## SHORT TASK
Report every line in the listing below where the string "rkayama" shows up.

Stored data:
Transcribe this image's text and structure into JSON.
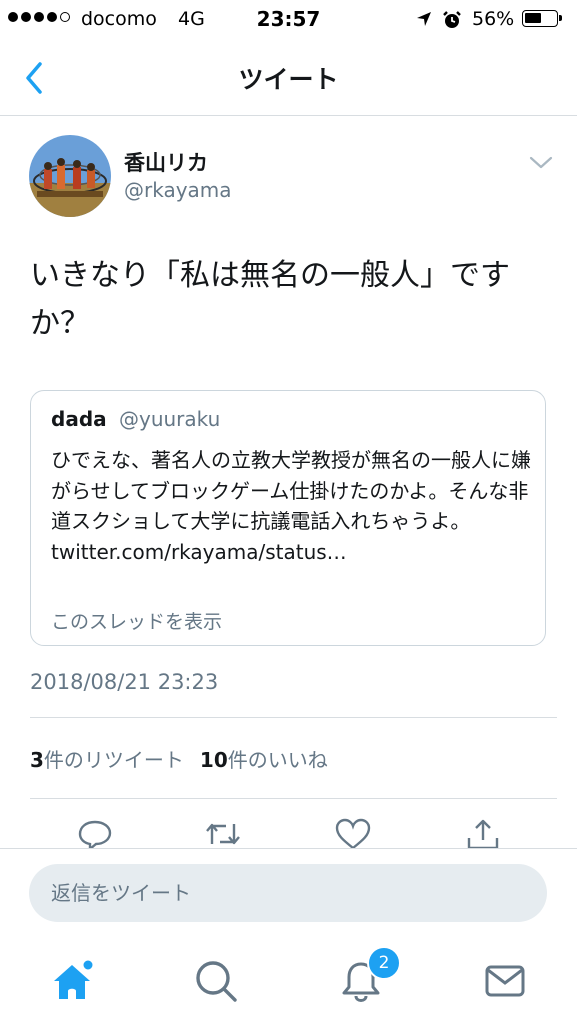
{
  "status_bar": {
    "carrier": "docomo",
    "network": "4G",
    "time": "23:57",
    "battery": "56%",
    "battery_level": 0.56,
    "icons": [
      "signal-dots",
      "location-arrow-icon",
      "alarm-icon",
      "battery-icon"
    ]
  },
  "nav": {
    "title": "ツイート",
    "back_icon": "chevron-left-icon"
  },
  "tweet": {
    "name": "香山リカ",
    "handle": "@rkayama",
    "text": "いきなり「私は無名の一般人」ですか？",
    "timestamp": "2018/08/21 23:23"
  },
  "quote": {
    "name": "dada",
    "handle": "@yuuraku",
    "text": "ひでえな、著名人の立教大学教授が無名の一般人に嫌がらせしてブロックゲーム仕掛けたのかよ。そんな非道スクショして大学に抗議電話入れちゃうよ。 twitter.com/rkayama/status…",
    "thread_link": "このスレッドを表示"
  },
  "stats": {
    "retweet_count": "3",
    "retweet_label": "件のリツイート",
    "like_count": "10",
    "like_label": "件のいいね"
  },
  "actions": [
    "reply-icon",
    "retweet-icon",
    "like-icon",
    "share-icon"
  ],
  "reply": {
    "placeholder": "返信をツイート"
  },
  "tab_bar": {
    "items": [
      "home-icon",
      "search-icon",
      "notifications-icon",
      "messages-icon"
    ],
    "notification_badge": "2"
  },
  "colors": {
    "accent": "#1da1f2",
    "secondary_text": "#657786",
    "divider": "#d8dde1"
  }
}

## WRITTEN SOLUTION
    "handle": "@rkayama",
    "text": "ひでえな、著名人の立教大学教授が無名の一般人に嫌がらせしてブロックゲーム仕掛けたのかよ。そんな非道スクショして大学に抗議電話入れちゃうよ。 twitter.com/rkayama/status…",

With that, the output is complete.